**EXERCISE:** Restate the listing below word for word, omitting any images.

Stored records
# # # # #

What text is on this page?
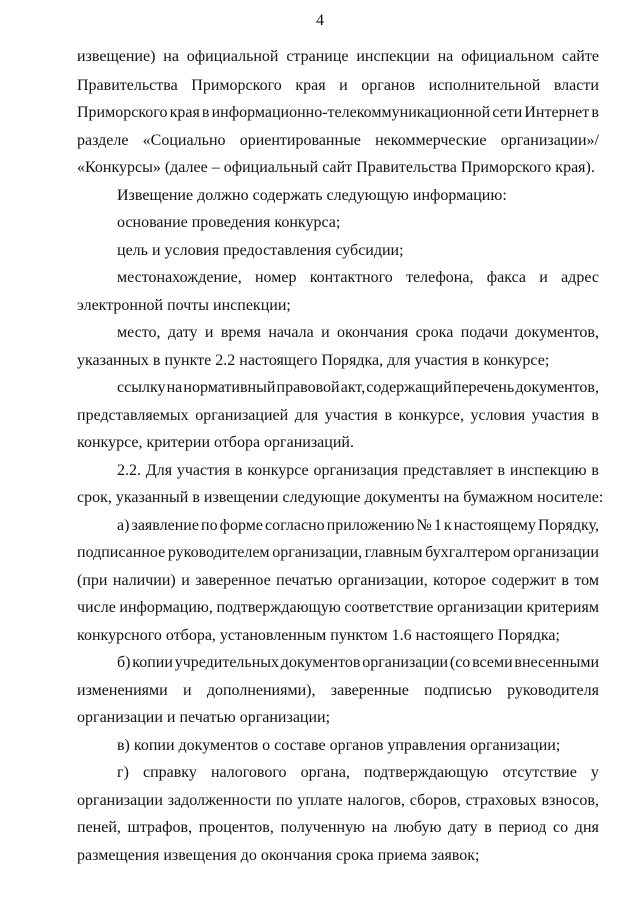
4
извещение) на официальной странице инспекции на официальном сайте
Правительства Приморского края и органов исполнительной власти
Приморского края в информационно-телекоммуникационной сети Интернет в
разделе «Социально ориентированные некоммерческие организации»/
«Конкурсы» (далее – официальный сайт Правительства Приморского края).
Извещение должно содержать следующую информацию:
основание проведения конкурса;
цель и условия предоставления субсидии;
местонахождение, номер контактного телефона, факса и адрес
электронной почты инспекции;
место, дату и время начала и окончания срока подачи документов,
указанных в пункте 2.2 настоящего Порядка, для участия в конкурсе;
ссылку на нормативный правовой акт, содержащий перечень документов,
представляемых организацией для участия в конкурсе, условия участия в
конкурсе, критерии отбора организаций.
2.2. Для участия в конкурсе организация представляет в инспекцию в
срок, указанный в извещении следующие документы на бумажном носителе:
а) заявление по форме согласно приложению № 1 к настоящему Порядку,
подписанное руководителем организации, главным бухгалтером организации
(при наличии) и заверенное печатью организации, которое содержит в том
числе информацию, подтверждающую соответствие организации критериям
конкурсного отбора, установленным пунктом 1.6 настоящего Порядка;
б) копии учредительных документов организации (со всеми внесенными
изменениями и дополнениями), заверенные подписью руководителя
организации и печатью организации;
в) копии документов о составе органов управления организации;
г) справку налогового органа, подтверждающую отсутствие у
организации задолженности по уплате налогов, сборов, страховых взносов,
пеней, штрафов, процентов, полученную на любую дату в период со дня
размещения извещения до окончания срока приема заявок;
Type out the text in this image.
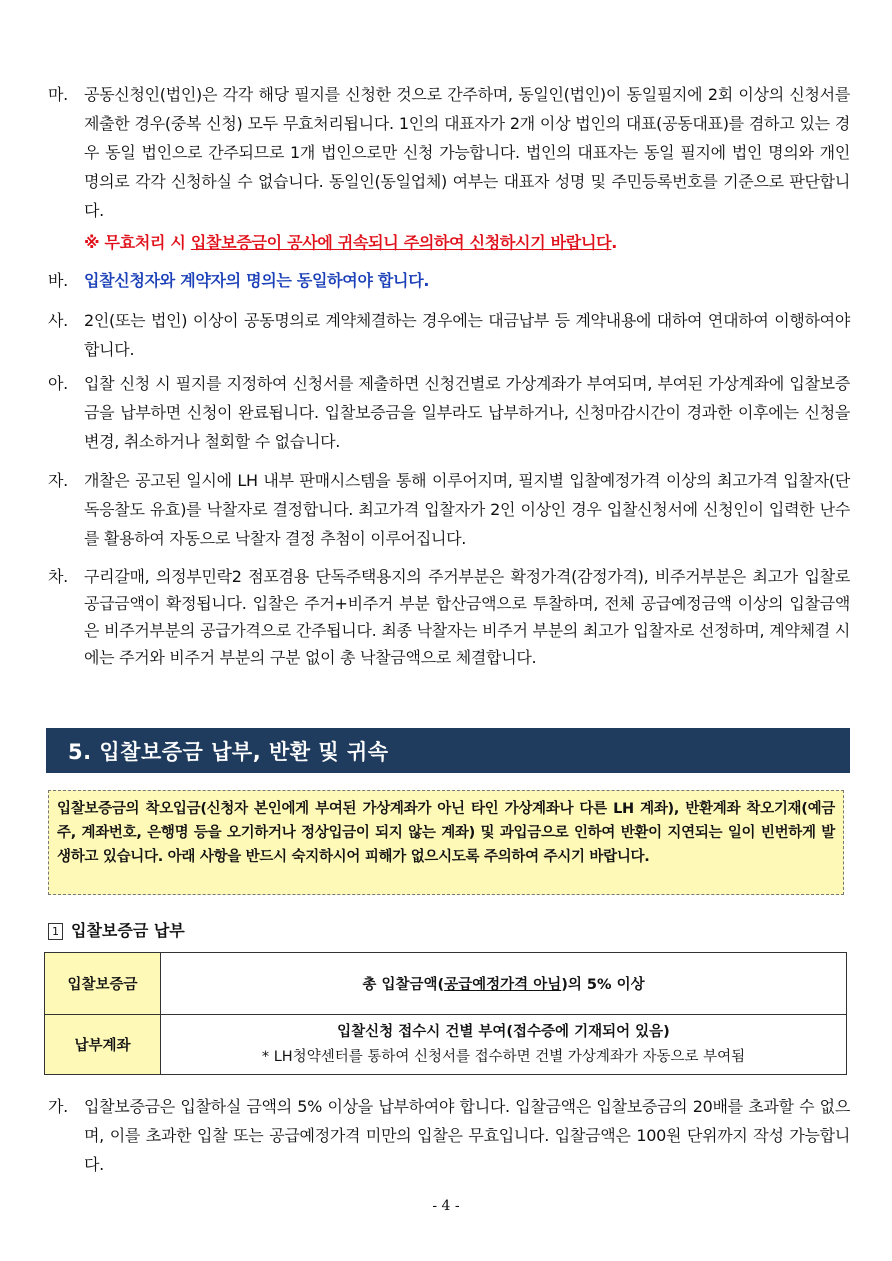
마. 공동신청인(법인)은 각각 해당 필지를 신청한 것으로 간주하며, 동일인(법인)이 동일필지에 2회 이상의 신청서를 제출한 경우(중복 신청) 모두 무효처리됩니다. 1인의 대표자가 2개 이상 법인의 대표(공동대표)를 겸하고 있는 경우 동일 법인으로 간주되므로 1개 법인으로만 신청 가능합니다. 법인의 대표자는 동일 필지에 법인 명의와 개인 명의로 각각 신청하실 수 없습니다. 동일인(동일업체) 여부는 대표자 성명 및 주민등록번호를 기준으로 판단합니다.
※ 무효처리 시 입찰보증금이 공사에 귀속되니 주의하여 신청하시기 바랍니다.
바. 입찰신청자와 계약자의 명의는 동일하여야 합니다.
사. 2인(또는 법인) 이상이 공동명의로 계약체결하는 경우에는 대금납부 등 계약내용에 대하여 연대하여 이행하여야 합니다.
아. 입찰 신청 시 필지를 지정하여 신청서를 제출하면 신청건별로 가상계좌가 부여되며, 부여된 가상계좌에 입찰보증금을 납부하면 신청이 완료됩니다. 입찰보증금을 일부라도 납부하거나, 신청마감시간이 경과한 이후에는 신청을 변경, 취소하거나 철회할 수 없습니다.
자. 개찰은 공고된 일시에 LH 내부 판매시스템을 통해 이루어지며, 필지별 입찰예정가격 이상의 최고가격 입찰자(단독응찰도 유효)를 낙찰자로 결정합니다. 최고가격 입찰자가 2인 이상인 경우 입찰신청서에 신청인이 입력한 난수를 활용하여 자동으로 낙찰자 결정 추첨이 이루어집니다.
차. 구리갈매, 의정부민락2 점포겸용 단독주택용지의 주거부분은 확정가격(감정가격), 비주거부분은 최고가 입찰로 공급금액이 확정됩니다. 입찰은 주거+비주거 부분 합산금액으로 투찰하며, 전체 공급예정금액 이상의 입찰금액은 비주거부분의 공급가격으로 간주됩니다. 최종 낙찰자는 비주거 부분의 최고가 입찰자로 선정하며, 계약체결 시에는 주거와 비주거 부분의 구분 없이 총 낙찰금액으로 체결합니다.
5. 입찰보증금 납부, 반환 및 귀속
입찰보증금의 착오입금(신청자 본인에게 부여된 가상계좌가 아닌 타인 가상계좌나 다른 LH 계좌), 반환계좌 착오기재(예금주, 계좌번호, 은행명 등을 오기하거나 정상입금이 되지 않는 계좌) 및 과입금으로 인하여 반환이 지연되는 일이 빈번하게 발생하고 있습니다. 아래 사항을 반드시 숙지하시어 피해가 없으시도록 주의하여 주시기 바랍니다.
1 입찰보증금 납부
입찰보증금	총 입찰금액(공급예정가격 아님)의 5% 이상
납부계좌	입찰신청 접수시 건별 부여(접수증에 기재되어 있음)
* LH청약센터를 통하여 신청서를 접수하면 건별 가상계좌가 자동으로 부여됨
가. 입찰보증금은 입찰하실 금액의 5% 이상을 납부하여야 합니다. 입찰금액은 입찰보증금의 20배를 초과할 수 없으며, 이를 초과한 입찰 또는 공급예정가격 미만의 입찰은 무효입니다. 입찰금액은 100원 단위까지 작성 가능합니다.
- 4 -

# # # # #

**FINAL ANSWER:**
What text is on this page?
4
извещение) на официальной странице инспекции на официальном сайте
Правительства Приморского края и органов исполнительной власти
Приморского края в информационно-телекоммуникационной сети Интернет в
разделе «Социально ориентированные некоммерческие организации»/
«Конкурсы» (далее – официальный сайт Правительства Приморского края).
Извещение должно содержать следующую информацию:
основание проведения конкурса;
цель и условия предоставления субсидии;
местонахождение, номер контактного телефона, факса и адрес
электронной почты инспекции;
место, дату и время начала и окончания срока подачи документов,
указанных в пункте 2.2 настоящего Порядка, для участия в конкурсе;
ссылку на нормативный правовой акт, содержащий перечень документов,
представляемых организацией для участия в конкурсе, условия участия в
конкурсе, критерии отбора организаций.
2.2. Для участия в конкурсе организация представляет в инспекцию в
срок, указанный в извещении следующие документы на бумажном носителе:
а) заявление по форме согласно приложению № 1 к настоящему Порядку,
подписанное руководителем организации, главным бухгалтером организации
(при наличии) и заверенное печатью организации, которое содержит в том
числе информацию, подтверждающую соответствие организации критериям
конкурсного отбора, установленным пунктом 1.6 настоящего Порядка;
б) копии учредительных документов организации (со всеми внесенными
изменениями и дополнениями), заверенные подписью руководителя
организации и печатью организации;
в) копии документов о составе органов управления организации;
г) справку налогового органа, подтверждающую отсутствие у
организации задолженности по уплате налогов, сборов, страховых взносов,
пеней, штрафов, процентов, полученную на любую дату в период со дня
размещения извещения до окончания срока приема заявок;
Type out the text in this image.
마. 공동신청인(법인)은 각각 해당 필지를 신청한 것으로 간주하며, 동일인(법인)이 동일필지에 2회 이상의 신청서를 제출한 경우(중복 신청) 모두 무효처리됩니다. 1인의 대표자가 2개 이상 법인의 대표(공동대표)를 겸하고 있는 경우 동일 법인으로 간주되므로 1개 법인으로만 신청 가능합니다. 법인의 대표자는 동일 필지에 법인 명의와 개인 명의로 각각 신청하실 수 없습니다. 동일인(동일업체) 여부는 대표자 성명 및 주민등록번호를 기준으로 판단합니다.
※ 무효처리 시 입찰보증금이 공사에 귀속되니 주의하여 신청하시기 바랍니다.
바. 입찰신청자와 계약자의 명의는 동일하여야 합니다.
사. 2인(또는 법인) 이상이 공동명의로 계약체결하는 경우에는 대금납부 등 계약내용에 대하여 연대하여 이행하여야 합니다.
아. 입찰 신청 시 필지를 지정하여 신청서를 제출하면 신청건별로 가상계좌가 부여되며, 부여된 가상계좌에 입찰보증금을 납부하면 신청이 완료됩니다. 입찰보증금을 일부라도 납부하거나, 신청마감시간이 경과한 이후에는 신청을 변경, 취소하거나 철회할 수 없습니다.
자. 개찰은 공고된 일시에 LH 내부 판매시스템을 통해 이루어지며, 필지별 입찰예정가격 이상의 최고가격 입찰자(단독응찰도 유효)를 낙찰자로 결정합니다. 최고가격 입찰자가 2인 이상인 경우 입찰신청서에 신청인이 입력한 난수를 활용하여 자동으로 낙찰자 결정 추첨이 이루어집니다.
차. 구리갈매, 의정부민락2 점포겸용 단독주택용지의 주거부분은 확정가격(감정가격), 비주거부분은 최고가 입찰로 공급금액이 확정됩니다. 입찰은 주거+비주거 부분 합산금액으로 투찰하며, 전체 공급예정금액 이상의 입찰금액은 비주거부분의 공급가격으로 간주됩니다. 최종 낙찰자는 비주거 부분의 최고가 입찰자로 선정하며, 계약체결 시에는 주거와 비주거 부분의 구분 없이 총 낙찰금액으로 체결합니다.
5. 입찰보증금 납부, 반환 및 귀속
입찰보증금의 착오입금(신청자 본인에게 부여된 가상계좌가 아닌 타인 가상계좌나 다른 LH 계좌), 반환계좌 착오기재(예금주, 계좌번호, 은행명 등을 오기하거나 정상입금이 되지 않는 계좌) 및 과입금으로 인하여 반환이 지연되는 일이 빈번하게 발생하고 있습니다. 아래 사항을 반드시 숙지하시어 피해가 없으시도록 주의하여 주시기 바랍니다.
1 입찰보증금 납부
입찰보증금	총 입찰금액(공급예정가격 아님)의 5% 이상
납부계좌	입찰신청 접수시 건별 부여(접수증에 기재되어 있음)
* LH청약센터를 통하여 신청서를 접수하면 건별 가상계좌가 자동으로 부여됨
가. 입찰보증금은 입찰하실 금액의 5% 이상을 납부하여야 합니다. 입찰금액은 입찰보증금의 20배를 초과할 수 없으며, 이를 초과한 입찰 또는 공급예정가격 미만의 입찰은 무효입니다. 입찰금액은 100원 단위까지 작성 가능합니다.
- 4 -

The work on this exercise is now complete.